[Annotated element entries]
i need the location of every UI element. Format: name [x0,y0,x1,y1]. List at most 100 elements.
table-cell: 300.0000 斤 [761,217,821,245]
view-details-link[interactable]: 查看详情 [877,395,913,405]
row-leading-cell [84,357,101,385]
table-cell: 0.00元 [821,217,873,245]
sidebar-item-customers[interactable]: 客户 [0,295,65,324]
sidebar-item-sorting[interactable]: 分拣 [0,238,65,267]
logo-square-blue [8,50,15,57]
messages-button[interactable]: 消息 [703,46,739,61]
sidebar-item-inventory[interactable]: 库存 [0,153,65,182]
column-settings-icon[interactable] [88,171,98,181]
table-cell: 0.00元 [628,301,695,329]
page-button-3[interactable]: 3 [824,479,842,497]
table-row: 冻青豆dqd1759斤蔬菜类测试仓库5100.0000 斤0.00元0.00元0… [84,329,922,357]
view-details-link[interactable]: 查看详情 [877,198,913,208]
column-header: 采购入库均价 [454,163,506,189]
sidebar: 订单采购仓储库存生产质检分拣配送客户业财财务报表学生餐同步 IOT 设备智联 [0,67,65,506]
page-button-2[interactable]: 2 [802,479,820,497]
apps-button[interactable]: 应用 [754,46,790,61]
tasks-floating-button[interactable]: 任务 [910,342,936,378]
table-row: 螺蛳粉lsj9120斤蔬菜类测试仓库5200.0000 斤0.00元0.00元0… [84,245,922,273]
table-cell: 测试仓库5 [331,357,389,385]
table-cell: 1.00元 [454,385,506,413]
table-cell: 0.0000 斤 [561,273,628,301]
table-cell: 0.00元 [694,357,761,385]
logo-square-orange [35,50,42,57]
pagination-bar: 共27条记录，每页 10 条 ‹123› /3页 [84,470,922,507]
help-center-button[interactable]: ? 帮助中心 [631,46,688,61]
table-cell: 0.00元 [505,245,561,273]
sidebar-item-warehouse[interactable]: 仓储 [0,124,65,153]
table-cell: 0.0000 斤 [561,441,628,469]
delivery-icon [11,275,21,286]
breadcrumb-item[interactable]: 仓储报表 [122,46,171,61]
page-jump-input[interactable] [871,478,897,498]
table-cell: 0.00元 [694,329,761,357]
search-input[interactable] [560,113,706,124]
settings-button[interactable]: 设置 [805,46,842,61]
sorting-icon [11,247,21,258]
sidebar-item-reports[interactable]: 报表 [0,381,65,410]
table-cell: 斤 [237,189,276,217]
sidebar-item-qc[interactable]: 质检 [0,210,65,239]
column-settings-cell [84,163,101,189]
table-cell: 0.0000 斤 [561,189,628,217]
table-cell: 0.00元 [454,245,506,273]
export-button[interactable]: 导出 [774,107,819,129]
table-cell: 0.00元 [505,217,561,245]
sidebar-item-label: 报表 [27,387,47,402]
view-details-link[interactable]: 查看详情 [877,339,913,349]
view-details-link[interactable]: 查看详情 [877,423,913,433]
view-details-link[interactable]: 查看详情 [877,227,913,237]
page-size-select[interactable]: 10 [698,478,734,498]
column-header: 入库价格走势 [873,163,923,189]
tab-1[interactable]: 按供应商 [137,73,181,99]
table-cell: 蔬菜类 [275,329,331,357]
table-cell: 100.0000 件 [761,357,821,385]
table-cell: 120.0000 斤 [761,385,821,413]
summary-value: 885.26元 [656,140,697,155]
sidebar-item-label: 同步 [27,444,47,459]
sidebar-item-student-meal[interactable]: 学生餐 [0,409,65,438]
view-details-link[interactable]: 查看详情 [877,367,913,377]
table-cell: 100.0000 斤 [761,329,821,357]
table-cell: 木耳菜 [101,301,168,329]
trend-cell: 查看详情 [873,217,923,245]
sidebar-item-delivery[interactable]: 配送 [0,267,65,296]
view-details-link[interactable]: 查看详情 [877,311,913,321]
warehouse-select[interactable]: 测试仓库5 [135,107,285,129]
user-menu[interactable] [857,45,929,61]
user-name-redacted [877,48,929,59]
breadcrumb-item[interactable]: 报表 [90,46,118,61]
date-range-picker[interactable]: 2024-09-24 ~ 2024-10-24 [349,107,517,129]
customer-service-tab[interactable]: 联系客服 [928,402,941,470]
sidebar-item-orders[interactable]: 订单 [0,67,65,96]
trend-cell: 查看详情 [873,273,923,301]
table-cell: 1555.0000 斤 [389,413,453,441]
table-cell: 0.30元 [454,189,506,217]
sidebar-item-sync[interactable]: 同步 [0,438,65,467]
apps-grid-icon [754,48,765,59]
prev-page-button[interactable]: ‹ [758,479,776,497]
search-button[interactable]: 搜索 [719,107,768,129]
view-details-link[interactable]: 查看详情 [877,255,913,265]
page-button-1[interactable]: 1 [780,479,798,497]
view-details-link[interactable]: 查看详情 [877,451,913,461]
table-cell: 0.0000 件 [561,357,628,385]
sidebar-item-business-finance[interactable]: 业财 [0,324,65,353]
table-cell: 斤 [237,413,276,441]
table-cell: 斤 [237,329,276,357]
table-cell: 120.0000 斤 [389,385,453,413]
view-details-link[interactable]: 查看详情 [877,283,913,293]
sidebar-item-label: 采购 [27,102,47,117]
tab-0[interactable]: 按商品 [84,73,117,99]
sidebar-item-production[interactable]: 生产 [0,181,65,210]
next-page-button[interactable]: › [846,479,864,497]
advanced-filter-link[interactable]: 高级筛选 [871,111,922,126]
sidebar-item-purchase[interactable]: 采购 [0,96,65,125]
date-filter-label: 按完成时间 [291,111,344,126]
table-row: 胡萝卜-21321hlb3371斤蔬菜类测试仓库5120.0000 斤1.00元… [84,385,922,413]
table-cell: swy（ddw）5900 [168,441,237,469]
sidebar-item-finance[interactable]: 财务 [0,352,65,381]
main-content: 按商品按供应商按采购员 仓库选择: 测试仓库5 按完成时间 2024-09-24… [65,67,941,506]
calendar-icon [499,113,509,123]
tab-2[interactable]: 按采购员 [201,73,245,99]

§ Job
Rewrite the records above from their start through the line containing "sidebar: 订单采购仓储库存生产质检分拣配送客户业财财务报表学生餐同步 IOT", swapping "查看详情" for "详情" wherever it appears and leaving everything else unchanged.

§ Response to the task
i need the location of every UI element. Format: name [x0,y0,x1,y1]. List at most 100 elements.
table-cell: 300.0000 斤 [761,217,821,245]
view-details-link[interactable]: 详情 [877,395,913,405]
row-leading-cell [84,357,101,385]
table-cell: 0.00元 [821,217,873,245]
sidebar-item-customers[interactable]: 客户 [0,295,65,324]
sidebar-item-sorting[interactable]: 分拣 [0,238,65,267]
logo-square-blue [8,50,15,57]
messages-button[interactable]: 消息 [703,46,739,61]
sidebar-item-inventory[interactable]: 库存 [0,153,65,182]
column-settings-icon[interactable] [88,171,98,181]
table-cell: 0.00元 [628,301,695,329]
page-button-3[interactable]: 3 [824,479,842,497]
table-row: 冻青豆dqd1759斤蔬菜类测试仓库5100.0000 斤0.00元0.00元0… [84,329,922,357]
view-details-link[interactable]: 详情 [877,198,913,208]
column-header: 采购入库均价 [454,163,506,189]
sidebar: 订单采购仓储库存生产质检分拣配送客户业财财务报表学生餐同步 IOT 设备智联 [0,67,65,506]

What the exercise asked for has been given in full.